Problem to work on — Return the records exactly as they are.

Information provided —
⟨
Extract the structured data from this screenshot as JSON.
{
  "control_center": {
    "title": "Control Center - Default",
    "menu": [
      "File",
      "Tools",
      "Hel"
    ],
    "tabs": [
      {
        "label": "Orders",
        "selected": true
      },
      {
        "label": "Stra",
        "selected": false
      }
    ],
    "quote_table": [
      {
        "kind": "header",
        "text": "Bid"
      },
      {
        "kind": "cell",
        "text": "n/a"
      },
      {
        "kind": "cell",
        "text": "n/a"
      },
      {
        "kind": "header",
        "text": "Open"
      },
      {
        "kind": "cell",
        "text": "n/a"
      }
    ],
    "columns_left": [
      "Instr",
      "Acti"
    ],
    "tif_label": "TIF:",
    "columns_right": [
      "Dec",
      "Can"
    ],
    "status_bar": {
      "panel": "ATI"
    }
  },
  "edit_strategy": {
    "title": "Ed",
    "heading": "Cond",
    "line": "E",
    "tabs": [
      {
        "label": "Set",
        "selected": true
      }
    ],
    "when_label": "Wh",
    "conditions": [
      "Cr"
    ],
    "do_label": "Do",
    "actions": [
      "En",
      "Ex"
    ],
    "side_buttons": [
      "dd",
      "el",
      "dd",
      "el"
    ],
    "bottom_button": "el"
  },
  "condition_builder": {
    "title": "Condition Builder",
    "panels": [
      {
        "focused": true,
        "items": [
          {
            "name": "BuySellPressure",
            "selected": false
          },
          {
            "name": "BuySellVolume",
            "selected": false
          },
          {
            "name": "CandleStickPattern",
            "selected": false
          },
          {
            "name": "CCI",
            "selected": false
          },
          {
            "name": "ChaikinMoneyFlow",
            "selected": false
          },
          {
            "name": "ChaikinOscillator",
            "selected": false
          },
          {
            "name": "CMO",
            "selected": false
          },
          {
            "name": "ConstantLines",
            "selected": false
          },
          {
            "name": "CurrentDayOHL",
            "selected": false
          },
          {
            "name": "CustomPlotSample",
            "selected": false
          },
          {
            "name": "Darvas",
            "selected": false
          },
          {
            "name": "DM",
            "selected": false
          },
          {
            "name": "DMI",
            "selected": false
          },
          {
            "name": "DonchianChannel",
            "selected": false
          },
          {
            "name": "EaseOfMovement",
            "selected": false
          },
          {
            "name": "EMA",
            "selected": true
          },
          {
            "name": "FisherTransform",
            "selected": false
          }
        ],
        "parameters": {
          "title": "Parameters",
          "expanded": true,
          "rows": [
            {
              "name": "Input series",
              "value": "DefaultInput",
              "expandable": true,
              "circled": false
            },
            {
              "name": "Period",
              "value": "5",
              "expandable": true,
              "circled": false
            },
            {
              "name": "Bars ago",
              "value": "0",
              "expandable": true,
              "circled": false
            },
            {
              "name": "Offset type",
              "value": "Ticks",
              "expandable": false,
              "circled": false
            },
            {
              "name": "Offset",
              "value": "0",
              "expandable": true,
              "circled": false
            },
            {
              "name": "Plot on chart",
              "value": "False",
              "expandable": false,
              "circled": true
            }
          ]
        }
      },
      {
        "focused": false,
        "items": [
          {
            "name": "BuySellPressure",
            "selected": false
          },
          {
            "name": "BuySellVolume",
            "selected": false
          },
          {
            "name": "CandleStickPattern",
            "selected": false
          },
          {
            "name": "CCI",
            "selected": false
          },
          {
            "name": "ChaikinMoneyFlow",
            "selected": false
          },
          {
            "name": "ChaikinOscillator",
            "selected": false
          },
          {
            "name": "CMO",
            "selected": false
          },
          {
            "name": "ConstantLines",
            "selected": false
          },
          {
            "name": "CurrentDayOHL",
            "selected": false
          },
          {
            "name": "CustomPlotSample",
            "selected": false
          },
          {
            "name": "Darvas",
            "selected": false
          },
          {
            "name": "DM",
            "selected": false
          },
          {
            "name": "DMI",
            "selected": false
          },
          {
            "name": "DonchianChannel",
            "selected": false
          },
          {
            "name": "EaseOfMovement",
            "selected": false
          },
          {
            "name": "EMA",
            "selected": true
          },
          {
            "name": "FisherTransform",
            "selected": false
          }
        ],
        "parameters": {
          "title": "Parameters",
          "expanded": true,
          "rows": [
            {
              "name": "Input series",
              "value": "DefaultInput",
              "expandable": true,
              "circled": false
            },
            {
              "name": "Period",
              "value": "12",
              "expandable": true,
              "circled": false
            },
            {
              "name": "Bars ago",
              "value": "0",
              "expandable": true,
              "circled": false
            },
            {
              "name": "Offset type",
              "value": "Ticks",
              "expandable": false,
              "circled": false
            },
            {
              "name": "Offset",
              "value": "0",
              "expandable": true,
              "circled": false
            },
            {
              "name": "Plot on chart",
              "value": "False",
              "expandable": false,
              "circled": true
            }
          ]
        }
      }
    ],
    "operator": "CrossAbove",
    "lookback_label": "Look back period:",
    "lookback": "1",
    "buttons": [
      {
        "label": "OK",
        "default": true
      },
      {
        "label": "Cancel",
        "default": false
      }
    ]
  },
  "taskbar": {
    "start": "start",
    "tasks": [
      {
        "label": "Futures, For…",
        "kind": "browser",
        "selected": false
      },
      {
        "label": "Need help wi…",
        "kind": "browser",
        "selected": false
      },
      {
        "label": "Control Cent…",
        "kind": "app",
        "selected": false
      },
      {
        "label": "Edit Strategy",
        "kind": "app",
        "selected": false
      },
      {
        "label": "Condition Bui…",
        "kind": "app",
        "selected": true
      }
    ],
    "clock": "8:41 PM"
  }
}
⟩
Solution for this exercise —
Extract the structured data from this screenshot as JSON.
{
  "control_center": {
    "title": "Control Center - Default",
    "menu": [
      "File",
      "Tools",
      "Hel"
    ],
    "tabs": [
      {
        "label": "Orders",
        "selected": true
      },
      {
        "label": "Stra",
        "selected": false
      }
    ],
    "quote_table": [
      {
        "kind": "header",
        "text": "Bid"
      },
      {
        "kind": "cell",
        "text": "n/a"
      },
      {
        "kind": "cell",
        "text": "n/a"
      },
      {
        "kind": "header",
        "text": "Open"
      },
      {
        "kind": "cell",
        "text": "n/a"
      }
    ],
    "columns_left": [
      "Instr",
      "Acti"
    ],
    "tif_label": "TIF:",
    "columns_right": [
      "Dec",
      "Can"
    ],
    "status_bar": {
      "panel": "ATI"
    }
  },
  "edit_strategy": {
    "title": "Ed",
    "heading": "Cond",
    "line": "E",
    "tabs": [
      {
        "label": "Set",
        "selected": true
      }
    ],
    "when_label": "Wh",
    "conditions": [
      "Cr"
    ],
    "do_label": "Do",
    "actions": [
      "En",
      "Ex"
    ],
    "side_buttons": [
      "dd",
      "el",
      "dd",
      "el"
    ],
    "bottom_button": "el"
  },
  "condition_builder": {
    "title": "Condition Builder",
    "panels": [
      {
        "focused": true,
        "items": [
          {
            "name": "BuySellPressure",
            "selected": false
          },
          {
            "name": "BuySellVolume",
            "selected": false
          },
          {
            "name": "CandleStickPattern",
            "selected": false
          },
          {
            "name": "CCI",
            "selected": false
          },
          {
            "name": "ChaikinMoneyFlow",
            "selected": false
          },
          {
            "name": "ChaikinOscillator",
            "selected": false
          },
          {
            "name": "CMO",
            "selected": false
          },
          {
            "name": "ConstantLines",
            "selected": false
          },
          {
            "name": "CurrentDayOHL",
            "selected": false
          },
          {
            "name": "CustomPlotSample",
            "selected": false
          },
          {
            "name": "Darvas",
            "selected": false
          },
          {
            "name": "DM",
            "selected": false
          },
          {
            "name": "DMI",
            "selected": false
          },
          {
            "name": "DonchianChannel",
            "selected": false
          },
          {
            "name": "EaseOfMovement",
            "selected": false
          },
          {
            "name": "EMA",
            "selected": true
          },
          {
            "name": "FisherTransform",
            "selected": false
          }
        ],
        "parameters": {
          "title": "Parameters",
          "expanded": true,
          "rows": [
            {
              "name": "Input series",
              "value": "DefaultInput",
              "expandable": true,
              "circled": false
            },
            {
              "name": "Period",
              "value": "5",
              "expandable": true,
              "circled": false
            },
            {
              "name": "Bars ago",
              "value": "0",
              "expandable": true,
              "circled": false
            },
            {
              "name": "Offset type",
              "value": "Ticks",
              "expandable": false,
              "circled": false
            },
            {
              "name": "Offset",
              "value": "0",
              "expandable": true,
              "circled": false
            },
            {
              "name": "Plot on chart",
              "value": "False",
              "expandable": false,
              "circled": true
            }
          ]
        }
      },
      {
        "focused": false,
        "items": [
          {
            "name": "BuySellPressure",
            "selected": false
          },
          {
            "name": "BuySellVolume",
            "selected": false
          },
          {
            "name": "CandleStickPattern",
            "selected": false
          },
          {
            "name": "CCI",
            "selected": false
          },
          {
            "name": "ChaikinMoneyFlow",
            "selected": false
          },
          {
            "name": "ChaikinOscillator",
            "selected": false
          },
          {
            "name": "CMO",
            "selected": false
          },
          {
            "name": "ConstantLines",
            "selected": false
          },
          {
            "name": "CurrentDayOHL",
            "selected": false
          },
          {
            "name": "CustomPlotSample",
            "selected": false
          },
          {
            "name": "Darvas",
            "selected": false
          },
          {
            "name": "DM",
            "selected": false
          },
          {
            "name": "DMI",
            "selected": false
          },
          {
            "name": "DonchianChannel",
            "selected": false
          },
          {
            "name": "EaseOfMovement",
            "selected": false
          },
          {
            "name": "EMA",
            "selected": true
          },
          {
            "name": "FisherTransform",
            "selected": false
          }
        ],
        "parameters": {
          "title": "Parameters",
          "expanded": true,
          "rows": [
            {
              "name": "Input series",
              "value": "DefaultInput",
              "expandable": true,
              "circled": false
            },
            {
              "name": "Period",
              "value": "12",
              "expandable": true,
              "circled": false
            },
            {
              "name": "Bars ago",
              "value": "0",
              "expandable": true,
              "circled": false
            },
            {
              "name": "Offset type",
              "value": "Ticks",
              "expandable": false,
              "circled": false
            },
            {
              "name": "Offset",
              "value": "0",
              "expandable": true,
              "circled": false
            },
            {
              "name": "Plot on chart",
              "value": "False",
              "expandable": false,
              "circled": true
            }
          ]
        }
      }
    ],
    "operator": "CrossAbove",
    "lookback_label": "Look back period:",
    "lookback": "1",
    "buttons": [
      {
        "label": "OK",
        "default": true
      },
      {
        "label": "Cancel",
        "default": false
      }
    ]
  },
  "taskbar": {
    "start": "start",
    "tasks": [
      {
        "label": "Futures, For…",
        "kind": "browser",
        "selected": false
      },
      {
        "label": "Need help wi…",
        "kind": "browser",
        "selected": false
      },
      {
        "label": "Control Cent…",
        "kind": "app",
        "selected": false
      },
      {
        "label": "Edit Strategy",
        "kind": "app",
        "selected": false
      },
      {
        "label": "Condition Bui…",
        "kind": "app",
        "selected": true
      }
    ],
    "clock": "8:41 PM"
  }
}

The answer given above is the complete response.